▸ **Requirement**
Determine which lines of the records include the word "Czas", and copy them.

▸ **Working data**
%%

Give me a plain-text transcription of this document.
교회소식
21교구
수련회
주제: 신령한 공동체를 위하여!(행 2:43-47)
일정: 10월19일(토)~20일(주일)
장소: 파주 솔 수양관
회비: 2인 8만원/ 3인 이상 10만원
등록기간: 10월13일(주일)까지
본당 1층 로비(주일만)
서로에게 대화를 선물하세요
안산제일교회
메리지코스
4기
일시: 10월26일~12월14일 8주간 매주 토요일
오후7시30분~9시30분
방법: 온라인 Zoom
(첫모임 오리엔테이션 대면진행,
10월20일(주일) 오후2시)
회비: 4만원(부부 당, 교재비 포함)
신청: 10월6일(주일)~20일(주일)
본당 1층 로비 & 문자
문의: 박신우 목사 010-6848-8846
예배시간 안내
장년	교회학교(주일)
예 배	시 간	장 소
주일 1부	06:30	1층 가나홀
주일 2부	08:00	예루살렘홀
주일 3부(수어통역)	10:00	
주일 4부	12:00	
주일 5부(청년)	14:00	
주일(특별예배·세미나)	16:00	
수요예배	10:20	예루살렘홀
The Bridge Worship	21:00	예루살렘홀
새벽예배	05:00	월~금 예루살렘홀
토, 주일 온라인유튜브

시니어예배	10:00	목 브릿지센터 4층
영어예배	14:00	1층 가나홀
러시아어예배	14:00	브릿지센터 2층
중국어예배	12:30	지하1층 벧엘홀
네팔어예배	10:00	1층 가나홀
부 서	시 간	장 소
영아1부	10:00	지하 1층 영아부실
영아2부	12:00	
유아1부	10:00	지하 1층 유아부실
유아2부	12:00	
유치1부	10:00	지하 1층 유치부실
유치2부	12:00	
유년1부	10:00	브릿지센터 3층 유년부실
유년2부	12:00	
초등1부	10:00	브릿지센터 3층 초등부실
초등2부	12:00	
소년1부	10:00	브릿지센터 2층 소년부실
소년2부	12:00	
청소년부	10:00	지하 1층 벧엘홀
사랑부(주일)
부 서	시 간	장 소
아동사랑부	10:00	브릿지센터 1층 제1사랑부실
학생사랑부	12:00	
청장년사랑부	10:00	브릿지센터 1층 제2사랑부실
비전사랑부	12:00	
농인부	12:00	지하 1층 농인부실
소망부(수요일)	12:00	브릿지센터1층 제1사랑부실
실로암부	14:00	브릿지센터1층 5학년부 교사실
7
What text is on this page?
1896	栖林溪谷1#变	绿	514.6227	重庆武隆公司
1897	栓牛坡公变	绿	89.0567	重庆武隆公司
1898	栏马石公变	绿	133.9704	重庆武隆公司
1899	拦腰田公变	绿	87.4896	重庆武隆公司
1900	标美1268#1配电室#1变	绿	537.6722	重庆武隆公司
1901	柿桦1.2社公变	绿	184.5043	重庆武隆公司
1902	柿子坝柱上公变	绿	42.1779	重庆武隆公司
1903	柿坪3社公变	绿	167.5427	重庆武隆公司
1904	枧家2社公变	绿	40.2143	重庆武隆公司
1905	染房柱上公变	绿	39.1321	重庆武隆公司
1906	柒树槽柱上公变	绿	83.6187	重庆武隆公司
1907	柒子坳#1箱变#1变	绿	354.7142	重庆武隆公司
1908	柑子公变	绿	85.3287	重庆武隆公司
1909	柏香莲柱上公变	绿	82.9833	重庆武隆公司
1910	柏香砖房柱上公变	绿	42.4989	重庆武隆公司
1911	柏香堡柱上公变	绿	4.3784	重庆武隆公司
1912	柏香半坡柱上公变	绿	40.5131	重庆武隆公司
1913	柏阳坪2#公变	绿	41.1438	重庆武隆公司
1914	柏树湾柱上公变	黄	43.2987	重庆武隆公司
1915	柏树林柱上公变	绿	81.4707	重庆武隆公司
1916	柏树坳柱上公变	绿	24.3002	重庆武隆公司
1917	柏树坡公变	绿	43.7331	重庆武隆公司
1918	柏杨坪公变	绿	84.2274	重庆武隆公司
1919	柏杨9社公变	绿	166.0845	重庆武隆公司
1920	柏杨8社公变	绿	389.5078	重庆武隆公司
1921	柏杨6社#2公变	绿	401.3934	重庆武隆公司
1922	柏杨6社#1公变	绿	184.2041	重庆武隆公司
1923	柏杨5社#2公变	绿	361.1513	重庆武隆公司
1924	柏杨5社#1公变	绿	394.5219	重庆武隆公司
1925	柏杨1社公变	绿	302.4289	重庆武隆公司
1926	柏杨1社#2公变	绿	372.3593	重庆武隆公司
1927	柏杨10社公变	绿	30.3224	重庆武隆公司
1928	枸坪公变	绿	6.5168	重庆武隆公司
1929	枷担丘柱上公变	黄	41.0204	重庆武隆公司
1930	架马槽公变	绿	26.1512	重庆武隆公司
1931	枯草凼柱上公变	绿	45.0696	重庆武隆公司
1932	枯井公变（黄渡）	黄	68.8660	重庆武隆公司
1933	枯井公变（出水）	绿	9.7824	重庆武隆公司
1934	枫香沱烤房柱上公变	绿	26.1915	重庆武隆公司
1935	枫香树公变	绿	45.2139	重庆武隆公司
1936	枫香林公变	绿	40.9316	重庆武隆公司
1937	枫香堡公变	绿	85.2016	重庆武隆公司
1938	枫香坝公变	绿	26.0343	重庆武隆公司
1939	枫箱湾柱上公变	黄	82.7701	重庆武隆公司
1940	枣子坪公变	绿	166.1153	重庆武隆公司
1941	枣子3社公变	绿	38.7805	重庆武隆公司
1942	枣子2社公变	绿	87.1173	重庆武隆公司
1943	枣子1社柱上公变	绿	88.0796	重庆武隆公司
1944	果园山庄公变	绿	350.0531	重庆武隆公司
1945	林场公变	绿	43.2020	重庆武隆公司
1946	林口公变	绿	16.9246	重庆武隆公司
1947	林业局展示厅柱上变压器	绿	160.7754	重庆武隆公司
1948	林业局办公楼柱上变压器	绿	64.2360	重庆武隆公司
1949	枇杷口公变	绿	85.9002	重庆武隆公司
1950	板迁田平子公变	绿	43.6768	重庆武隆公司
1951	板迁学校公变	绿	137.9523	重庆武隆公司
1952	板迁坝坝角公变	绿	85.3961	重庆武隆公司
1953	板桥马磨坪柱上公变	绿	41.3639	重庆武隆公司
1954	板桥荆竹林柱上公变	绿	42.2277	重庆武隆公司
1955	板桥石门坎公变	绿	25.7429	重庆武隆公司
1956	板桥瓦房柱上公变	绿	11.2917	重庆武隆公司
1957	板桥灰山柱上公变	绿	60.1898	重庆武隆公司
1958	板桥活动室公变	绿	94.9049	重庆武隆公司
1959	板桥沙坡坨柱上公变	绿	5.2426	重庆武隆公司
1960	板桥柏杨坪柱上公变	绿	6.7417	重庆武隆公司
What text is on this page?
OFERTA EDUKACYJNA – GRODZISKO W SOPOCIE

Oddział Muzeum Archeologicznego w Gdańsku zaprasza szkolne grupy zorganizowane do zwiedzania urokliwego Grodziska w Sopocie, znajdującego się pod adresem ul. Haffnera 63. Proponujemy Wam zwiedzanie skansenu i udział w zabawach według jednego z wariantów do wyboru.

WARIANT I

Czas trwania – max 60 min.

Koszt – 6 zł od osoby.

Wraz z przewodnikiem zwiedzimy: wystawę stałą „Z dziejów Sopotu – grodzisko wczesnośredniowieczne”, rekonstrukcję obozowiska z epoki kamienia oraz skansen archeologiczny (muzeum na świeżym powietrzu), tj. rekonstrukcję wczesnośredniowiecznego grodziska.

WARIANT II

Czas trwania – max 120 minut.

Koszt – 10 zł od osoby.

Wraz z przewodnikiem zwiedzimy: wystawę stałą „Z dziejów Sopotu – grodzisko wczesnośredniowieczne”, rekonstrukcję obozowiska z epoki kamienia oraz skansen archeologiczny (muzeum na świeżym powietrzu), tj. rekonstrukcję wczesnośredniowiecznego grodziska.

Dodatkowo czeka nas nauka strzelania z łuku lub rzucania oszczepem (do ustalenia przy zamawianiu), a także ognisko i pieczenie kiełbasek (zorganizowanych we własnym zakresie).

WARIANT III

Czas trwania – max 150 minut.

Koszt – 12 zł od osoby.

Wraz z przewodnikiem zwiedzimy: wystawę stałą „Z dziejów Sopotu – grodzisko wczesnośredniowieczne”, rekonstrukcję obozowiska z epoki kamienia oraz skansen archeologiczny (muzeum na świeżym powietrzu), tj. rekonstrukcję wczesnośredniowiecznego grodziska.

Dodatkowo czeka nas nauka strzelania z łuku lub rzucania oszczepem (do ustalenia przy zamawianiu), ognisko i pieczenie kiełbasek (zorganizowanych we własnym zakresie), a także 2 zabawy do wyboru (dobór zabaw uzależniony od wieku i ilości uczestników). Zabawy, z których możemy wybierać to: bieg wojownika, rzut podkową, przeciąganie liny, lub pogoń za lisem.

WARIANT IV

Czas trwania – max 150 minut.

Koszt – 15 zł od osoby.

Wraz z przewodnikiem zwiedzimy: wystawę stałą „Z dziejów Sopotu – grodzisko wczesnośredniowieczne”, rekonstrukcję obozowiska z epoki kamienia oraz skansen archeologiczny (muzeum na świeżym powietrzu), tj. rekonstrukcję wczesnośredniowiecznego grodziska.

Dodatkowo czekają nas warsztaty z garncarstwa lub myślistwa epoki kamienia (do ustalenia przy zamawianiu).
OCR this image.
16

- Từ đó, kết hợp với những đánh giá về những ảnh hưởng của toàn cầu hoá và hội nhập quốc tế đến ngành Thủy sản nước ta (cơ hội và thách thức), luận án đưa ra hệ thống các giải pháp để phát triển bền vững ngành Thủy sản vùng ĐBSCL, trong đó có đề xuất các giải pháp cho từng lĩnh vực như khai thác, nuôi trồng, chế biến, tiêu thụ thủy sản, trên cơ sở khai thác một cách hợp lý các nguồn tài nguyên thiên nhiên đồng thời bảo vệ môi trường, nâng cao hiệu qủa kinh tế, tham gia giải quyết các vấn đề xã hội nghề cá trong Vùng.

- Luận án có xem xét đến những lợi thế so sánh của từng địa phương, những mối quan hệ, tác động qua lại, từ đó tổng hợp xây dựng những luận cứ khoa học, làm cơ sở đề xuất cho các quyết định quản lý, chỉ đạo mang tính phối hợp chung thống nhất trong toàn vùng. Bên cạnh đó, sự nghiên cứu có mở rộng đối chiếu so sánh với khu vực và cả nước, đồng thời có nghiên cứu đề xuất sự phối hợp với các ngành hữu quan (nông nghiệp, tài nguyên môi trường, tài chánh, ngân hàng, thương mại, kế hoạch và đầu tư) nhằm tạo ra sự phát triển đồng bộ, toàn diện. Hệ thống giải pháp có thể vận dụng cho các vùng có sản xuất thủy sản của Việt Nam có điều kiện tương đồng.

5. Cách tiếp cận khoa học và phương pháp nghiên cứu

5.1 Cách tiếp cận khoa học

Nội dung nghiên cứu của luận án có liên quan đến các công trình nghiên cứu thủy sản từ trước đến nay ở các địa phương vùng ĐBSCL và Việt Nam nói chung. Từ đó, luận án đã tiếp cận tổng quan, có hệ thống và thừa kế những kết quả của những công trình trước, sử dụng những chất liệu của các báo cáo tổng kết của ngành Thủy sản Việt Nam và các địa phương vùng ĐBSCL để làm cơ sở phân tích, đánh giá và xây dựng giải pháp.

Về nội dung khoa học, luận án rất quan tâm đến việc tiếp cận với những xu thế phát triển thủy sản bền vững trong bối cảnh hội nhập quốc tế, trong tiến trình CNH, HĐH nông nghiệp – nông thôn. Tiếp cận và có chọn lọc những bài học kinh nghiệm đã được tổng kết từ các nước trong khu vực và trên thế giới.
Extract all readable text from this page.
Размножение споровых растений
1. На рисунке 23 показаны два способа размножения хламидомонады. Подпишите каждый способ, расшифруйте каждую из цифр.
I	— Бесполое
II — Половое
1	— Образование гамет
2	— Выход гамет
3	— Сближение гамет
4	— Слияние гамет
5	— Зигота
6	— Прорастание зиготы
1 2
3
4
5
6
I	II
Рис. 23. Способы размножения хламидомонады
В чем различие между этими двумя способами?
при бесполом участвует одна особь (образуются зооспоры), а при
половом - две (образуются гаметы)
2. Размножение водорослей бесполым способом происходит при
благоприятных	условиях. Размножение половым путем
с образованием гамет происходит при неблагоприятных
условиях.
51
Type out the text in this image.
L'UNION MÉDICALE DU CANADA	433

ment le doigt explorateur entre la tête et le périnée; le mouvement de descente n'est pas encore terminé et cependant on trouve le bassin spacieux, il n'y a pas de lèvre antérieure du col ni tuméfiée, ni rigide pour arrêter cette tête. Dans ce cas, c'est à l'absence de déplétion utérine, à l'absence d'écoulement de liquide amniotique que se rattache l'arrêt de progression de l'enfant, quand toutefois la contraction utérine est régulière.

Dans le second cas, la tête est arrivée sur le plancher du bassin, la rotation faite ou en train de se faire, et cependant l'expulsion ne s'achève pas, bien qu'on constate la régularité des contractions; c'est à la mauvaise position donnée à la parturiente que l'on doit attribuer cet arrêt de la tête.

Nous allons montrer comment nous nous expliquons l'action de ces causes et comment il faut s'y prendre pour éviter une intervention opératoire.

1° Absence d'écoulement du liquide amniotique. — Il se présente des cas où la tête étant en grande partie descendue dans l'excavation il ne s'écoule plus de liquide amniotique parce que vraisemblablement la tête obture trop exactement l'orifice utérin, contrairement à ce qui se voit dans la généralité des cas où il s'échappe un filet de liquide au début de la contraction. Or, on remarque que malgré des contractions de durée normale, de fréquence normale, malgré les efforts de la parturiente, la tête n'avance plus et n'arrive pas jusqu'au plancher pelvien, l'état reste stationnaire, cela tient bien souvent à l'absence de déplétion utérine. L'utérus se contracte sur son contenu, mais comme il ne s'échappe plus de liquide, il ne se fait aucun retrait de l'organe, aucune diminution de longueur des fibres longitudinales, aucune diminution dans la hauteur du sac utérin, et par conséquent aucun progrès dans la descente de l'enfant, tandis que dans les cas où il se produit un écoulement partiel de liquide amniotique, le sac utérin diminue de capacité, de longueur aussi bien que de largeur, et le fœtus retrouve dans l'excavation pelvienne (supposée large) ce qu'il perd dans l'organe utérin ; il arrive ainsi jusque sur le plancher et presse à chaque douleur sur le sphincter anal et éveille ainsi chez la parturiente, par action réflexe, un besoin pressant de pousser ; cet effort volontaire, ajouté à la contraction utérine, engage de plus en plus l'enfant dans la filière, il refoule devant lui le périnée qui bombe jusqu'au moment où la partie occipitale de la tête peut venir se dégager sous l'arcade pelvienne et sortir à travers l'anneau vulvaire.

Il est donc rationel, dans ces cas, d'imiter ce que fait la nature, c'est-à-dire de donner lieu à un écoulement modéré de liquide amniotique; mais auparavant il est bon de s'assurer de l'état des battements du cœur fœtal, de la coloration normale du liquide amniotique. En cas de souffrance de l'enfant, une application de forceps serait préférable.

%%

▸ **Written response**
Czas trwania – max 60 min.
Czas trwania – max 120 minut.
Czas trwania – max 150 minut.
Czas trwania – max 150 minut.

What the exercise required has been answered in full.